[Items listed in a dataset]
● ● ● ●
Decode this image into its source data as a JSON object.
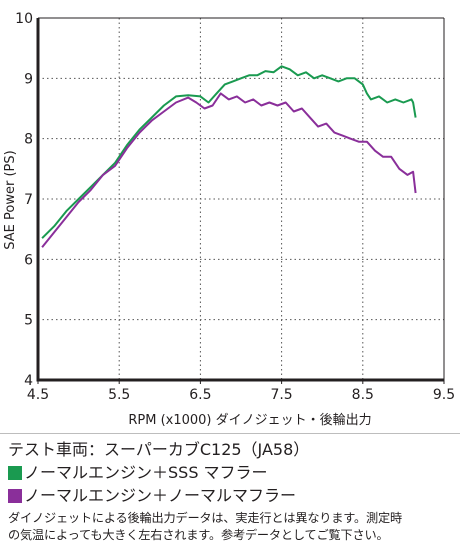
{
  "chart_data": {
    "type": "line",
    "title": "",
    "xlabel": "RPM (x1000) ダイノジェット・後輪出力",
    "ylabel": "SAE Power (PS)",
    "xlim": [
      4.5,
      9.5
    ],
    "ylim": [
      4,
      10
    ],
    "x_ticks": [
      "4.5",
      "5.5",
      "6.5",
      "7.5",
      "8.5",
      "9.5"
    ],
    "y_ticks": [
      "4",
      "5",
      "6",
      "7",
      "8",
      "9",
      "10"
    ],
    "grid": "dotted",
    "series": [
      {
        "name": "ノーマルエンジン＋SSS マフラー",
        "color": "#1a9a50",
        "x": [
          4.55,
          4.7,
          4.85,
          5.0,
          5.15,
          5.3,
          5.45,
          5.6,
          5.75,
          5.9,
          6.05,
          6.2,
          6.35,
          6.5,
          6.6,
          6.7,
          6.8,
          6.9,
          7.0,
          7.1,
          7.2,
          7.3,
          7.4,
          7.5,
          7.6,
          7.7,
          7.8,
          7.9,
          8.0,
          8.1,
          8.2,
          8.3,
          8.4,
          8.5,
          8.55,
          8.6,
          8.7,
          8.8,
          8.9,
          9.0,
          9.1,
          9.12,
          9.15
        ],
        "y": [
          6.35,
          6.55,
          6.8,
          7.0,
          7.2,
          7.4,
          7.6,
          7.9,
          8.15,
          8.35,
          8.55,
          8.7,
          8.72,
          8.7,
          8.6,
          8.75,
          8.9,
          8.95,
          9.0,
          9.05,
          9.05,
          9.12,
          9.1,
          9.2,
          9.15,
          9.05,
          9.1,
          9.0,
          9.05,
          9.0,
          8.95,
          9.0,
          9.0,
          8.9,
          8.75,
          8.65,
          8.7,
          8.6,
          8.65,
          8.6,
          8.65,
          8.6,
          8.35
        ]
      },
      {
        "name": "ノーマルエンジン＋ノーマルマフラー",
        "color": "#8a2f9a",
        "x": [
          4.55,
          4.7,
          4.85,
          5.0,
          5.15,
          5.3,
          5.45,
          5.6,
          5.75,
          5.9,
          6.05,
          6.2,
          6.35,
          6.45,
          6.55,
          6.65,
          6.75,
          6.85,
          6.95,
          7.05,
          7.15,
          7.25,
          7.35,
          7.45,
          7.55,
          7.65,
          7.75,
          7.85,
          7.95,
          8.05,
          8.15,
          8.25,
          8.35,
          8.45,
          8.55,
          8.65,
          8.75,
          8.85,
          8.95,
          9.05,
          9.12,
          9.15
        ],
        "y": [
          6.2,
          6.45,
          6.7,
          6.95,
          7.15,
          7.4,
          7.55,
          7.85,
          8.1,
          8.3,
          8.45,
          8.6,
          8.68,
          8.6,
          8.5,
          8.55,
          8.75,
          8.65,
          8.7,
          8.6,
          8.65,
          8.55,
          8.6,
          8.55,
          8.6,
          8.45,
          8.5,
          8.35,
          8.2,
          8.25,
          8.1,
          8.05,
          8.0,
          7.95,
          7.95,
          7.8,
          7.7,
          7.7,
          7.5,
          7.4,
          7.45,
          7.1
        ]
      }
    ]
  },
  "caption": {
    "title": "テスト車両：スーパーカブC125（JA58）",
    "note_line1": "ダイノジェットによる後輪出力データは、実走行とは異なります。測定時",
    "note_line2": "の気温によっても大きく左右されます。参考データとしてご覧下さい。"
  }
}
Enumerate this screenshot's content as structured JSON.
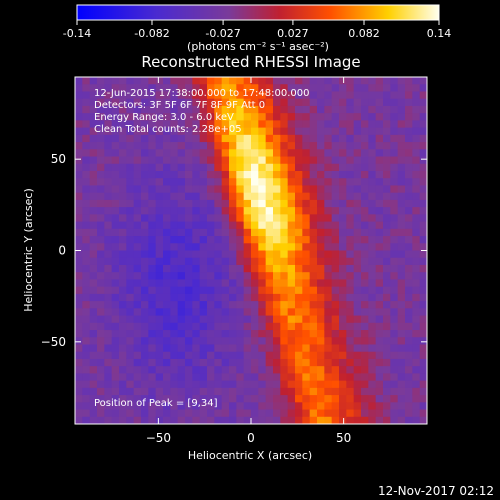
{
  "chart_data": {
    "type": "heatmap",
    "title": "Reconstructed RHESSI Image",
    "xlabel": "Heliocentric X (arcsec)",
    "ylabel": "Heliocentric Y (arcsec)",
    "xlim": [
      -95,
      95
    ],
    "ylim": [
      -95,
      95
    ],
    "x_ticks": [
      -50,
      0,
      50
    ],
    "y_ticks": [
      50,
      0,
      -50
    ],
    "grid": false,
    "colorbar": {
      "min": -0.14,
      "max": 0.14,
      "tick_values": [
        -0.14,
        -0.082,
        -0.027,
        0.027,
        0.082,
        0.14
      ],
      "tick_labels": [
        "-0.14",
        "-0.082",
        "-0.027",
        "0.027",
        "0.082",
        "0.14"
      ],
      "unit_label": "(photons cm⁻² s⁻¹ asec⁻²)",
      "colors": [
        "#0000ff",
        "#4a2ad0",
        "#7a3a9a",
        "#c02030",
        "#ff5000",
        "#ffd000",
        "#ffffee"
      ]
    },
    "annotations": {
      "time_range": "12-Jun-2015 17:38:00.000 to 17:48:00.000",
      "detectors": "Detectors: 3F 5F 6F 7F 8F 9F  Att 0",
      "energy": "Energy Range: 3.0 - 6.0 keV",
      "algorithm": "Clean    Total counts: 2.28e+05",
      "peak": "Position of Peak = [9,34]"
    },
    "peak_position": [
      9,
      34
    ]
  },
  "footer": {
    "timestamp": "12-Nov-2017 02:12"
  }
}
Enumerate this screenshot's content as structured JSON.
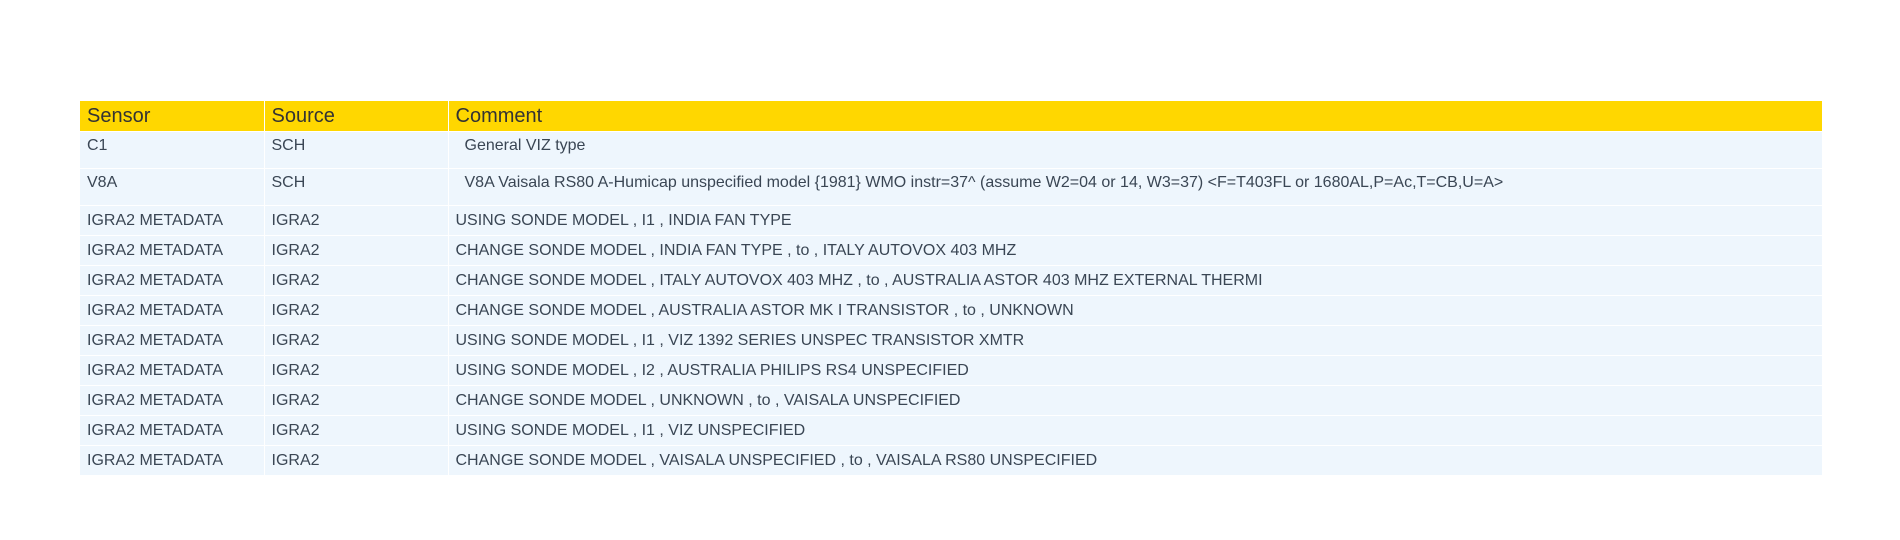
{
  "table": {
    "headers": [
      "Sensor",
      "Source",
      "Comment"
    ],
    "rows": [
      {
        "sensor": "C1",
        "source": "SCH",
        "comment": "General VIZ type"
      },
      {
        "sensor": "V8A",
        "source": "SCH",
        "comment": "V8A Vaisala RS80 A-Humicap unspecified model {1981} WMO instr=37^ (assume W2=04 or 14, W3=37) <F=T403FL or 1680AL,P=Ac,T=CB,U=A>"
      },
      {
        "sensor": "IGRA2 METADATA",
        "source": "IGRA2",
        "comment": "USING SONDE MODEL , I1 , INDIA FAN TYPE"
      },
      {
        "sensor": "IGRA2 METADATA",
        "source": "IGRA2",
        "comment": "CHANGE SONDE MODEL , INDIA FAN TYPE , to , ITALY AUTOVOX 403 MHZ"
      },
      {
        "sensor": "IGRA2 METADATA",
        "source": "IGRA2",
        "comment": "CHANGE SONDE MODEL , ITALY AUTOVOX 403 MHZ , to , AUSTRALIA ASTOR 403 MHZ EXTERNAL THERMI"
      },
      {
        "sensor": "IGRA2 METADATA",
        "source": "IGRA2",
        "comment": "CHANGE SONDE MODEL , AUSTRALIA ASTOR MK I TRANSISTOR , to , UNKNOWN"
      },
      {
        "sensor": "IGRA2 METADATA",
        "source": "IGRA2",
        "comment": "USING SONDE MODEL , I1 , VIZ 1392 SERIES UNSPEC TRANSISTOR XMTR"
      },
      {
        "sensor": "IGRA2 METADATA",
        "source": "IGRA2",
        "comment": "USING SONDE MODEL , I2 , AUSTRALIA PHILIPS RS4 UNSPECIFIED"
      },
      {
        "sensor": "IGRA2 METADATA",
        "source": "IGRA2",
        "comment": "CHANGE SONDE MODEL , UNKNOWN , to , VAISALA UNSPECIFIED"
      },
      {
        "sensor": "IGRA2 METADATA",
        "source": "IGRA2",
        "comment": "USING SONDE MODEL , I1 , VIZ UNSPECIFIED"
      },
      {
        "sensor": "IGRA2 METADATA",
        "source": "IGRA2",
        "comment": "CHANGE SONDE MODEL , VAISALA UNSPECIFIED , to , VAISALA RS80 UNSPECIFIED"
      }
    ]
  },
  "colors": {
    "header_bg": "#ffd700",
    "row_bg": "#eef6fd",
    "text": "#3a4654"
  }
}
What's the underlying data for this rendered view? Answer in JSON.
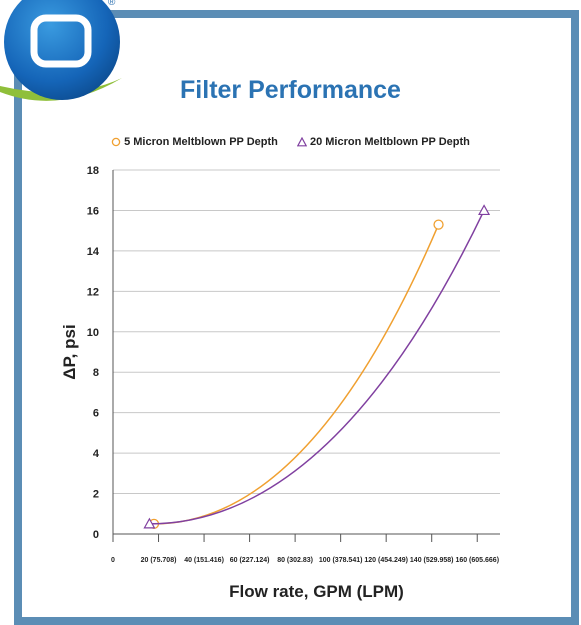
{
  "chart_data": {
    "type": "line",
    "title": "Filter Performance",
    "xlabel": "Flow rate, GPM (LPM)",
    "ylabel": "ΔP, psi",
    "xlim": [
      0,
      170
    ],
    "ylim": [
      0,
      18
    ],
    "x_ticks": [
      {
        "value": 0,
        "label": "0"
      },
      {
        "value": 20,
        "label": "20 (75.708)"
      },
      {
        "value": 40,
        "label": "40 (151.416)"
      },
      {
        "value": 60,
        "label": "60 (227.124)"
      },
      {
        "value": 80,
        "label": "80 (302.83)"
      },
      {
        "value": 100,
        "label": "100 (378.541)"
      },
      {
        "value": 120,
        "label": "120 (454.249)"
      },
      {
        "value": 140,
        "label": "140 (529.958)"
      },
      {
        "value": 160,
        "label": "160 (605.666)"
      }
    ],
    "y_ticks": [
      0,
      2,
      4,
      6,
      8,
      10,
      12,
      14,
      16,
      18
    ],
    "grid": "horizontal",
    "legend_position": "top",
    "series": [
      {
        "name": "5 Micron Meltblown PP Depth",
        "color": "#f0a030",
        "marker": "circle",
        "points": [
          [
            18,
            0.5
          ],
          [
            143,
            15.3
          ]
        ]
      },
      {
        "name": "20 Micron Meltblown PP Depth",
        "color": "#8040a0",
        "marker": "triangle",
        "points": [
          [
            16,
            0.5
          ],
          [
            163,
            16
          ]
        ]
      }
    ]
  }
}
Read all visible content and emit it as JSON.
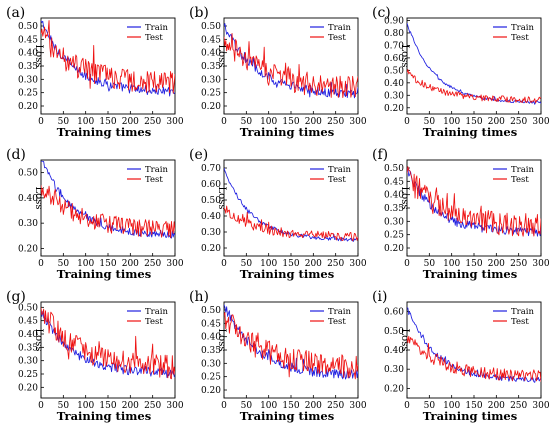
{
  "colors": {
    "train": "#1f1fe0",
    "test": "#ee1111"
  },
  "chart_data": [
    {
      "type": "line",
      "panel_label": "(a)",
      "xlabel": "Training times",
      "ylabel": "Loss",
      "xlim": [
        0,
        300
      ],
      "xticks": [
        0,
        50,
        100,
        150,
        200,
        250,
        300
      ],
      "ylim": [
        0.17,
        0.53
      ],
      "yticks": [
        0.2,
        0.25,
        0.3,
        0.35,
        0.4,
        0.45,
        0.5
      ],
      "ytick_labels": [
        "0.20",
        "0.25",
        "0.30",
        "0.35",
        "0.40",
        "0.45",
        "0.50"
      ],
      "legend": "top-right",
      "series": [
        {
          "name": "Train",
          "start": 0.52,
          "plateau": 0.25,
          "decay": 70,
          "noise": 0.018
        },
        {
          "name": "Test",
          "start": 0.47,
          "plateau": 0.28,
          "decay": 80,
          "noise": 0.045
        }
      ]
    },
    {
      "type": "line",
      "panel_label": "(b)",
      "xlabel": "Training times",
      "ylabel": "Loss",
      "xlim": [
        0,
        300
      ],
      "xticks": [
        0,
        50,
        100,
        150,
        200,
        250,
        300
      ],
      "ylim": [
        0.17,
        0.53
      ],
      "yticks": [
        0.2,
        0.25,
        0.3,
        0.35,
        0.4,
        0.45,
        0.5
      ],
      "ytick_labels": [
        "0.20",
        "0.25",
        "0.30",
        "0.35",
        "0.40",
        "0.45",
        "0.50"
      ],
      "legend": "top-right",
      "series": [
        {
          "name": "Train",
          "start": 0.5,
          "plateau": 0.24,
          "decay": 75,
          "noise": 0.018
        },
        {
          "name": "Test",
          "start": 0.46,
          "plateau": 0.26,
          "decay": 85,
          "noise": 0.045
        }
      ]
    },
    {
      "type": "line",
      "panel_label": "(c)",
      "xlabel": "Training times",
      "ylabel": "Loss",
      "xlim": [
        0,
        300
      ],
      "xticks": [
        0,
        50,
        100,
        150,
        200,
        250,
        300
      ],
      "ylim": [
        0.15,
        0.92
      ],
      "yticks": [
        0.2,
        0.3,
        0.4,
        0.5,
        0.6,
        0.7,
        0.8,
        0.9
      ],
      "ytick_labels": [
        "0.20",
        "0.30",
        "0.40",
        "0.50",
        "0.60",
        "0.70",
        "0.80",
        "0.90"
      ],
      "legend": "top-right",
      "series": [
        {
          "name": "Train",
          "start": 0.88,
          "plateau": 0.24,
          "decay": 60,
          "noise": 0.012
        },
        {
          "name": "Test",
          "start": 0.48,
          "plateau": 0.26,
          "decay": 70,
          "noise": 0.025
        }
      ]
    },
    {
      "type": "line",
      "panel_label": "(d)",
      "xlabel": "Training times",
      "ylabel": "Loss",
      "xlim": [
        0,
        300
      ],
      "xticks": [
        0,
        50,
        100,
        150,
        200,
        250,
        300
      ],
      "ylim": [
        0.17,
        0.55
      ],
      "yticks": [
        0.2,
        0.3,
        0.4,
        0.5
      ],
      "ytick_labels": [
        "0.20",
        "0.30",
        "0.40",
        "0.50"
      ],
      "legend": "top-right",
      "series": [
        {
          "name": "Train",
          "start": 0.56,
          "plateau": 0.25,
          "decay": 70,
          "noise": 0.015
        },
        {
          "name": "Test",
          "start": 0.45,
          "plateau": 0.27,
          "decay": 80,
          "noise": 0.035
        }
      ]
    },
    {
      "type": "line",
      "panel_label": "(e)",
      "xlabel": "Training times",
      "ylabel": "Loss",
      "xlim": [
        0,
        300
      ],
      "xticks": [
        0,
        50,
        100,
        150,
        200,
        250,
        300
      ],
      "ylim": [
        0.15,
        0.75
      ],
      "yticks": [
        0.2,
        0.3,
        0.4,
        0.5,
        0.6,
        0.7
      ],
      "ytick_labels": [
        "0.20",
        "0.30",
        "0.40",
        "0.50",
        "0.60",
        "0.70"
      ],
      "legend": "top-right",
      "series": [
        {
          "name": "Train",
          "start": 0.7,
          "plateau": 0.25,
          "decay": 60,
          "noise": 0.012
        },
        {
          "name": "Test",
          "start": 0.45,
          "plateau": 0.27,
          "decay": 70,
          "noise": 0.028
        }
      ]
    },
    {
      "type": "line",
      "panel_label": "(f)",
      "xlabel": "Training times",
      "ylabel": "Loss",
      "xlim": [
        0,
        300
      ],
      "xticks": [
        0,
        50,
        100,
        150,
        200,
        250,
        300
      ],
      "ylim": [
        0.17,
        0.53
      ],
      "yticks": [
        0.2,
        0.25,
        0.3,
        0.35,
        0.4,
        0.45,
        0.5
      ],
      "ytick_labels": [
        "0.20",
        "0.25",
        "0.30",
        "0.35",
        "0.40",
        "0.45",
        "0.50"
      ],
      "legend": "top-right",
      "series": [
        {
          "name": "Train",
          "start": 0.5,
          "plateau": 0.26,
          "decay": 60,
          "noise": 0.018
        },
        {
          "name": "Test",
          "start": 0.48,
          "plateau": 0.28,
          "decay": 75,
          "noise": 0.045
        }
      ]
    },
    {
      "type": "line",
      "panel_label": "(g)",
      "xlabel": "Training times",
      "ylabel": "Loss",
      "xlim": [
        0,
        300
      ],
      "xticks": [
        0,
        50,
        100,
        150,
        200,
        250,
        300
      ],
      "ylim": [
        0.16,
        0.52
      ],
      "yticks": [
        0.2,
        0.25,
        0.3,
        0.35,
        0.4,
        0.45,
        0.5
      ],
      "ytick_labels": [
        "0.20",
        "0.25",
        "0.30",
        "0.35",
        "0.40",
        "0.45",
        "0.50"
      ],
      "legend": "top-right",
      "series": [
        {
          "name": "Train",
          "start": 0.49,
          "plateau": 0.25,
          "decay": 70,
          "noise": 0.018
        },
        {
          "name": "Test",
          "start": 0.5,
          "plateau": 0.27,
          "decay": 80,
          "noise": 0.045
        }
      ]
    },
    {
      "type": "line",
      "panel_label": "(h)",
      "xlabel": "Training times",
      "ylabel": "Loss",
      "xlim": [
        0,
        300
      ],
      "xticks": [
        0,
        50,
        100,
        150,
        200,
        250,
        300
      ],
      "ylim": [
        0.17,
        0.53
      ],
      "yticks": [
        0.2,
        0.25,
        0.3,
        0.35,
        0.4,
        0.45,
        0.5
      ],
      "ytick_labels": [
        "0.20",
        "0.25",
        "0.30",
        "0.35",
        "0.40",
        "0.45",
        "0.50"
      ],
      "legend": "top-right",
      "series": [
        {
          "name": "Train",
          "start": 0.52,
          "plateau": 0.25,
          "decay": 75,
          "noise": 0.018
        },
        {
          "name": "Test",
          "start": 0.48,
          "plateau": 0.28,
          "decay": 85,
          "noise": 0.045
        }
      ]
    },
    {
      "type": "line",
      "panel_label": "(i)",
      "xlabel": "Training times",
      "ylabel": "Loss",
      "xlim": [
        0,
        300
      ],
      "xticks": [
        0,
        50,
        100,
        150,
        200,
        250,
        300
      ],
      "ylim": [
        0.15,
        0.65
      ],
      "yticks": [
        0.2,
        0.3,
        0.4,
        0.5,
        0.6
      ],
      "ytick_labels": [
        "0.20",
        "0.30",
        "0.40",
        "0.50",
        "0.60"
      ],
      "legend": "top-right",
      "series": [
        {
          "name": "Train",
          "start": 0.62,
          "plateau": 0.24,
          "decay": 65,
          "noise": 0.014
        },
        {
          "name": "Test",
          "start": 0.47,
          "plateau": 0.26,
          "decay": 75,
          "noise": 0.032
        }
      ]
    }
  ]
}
● ● ● ●
**Set exercise**: Scan the listing above. Gather each line that contains the word "ノーマルエンジン".

**In response**:
        "name": "ノーマルエンジン＋SSS マフラー",
        "name": "ノーマルエンジン＋ノーマルマフラー",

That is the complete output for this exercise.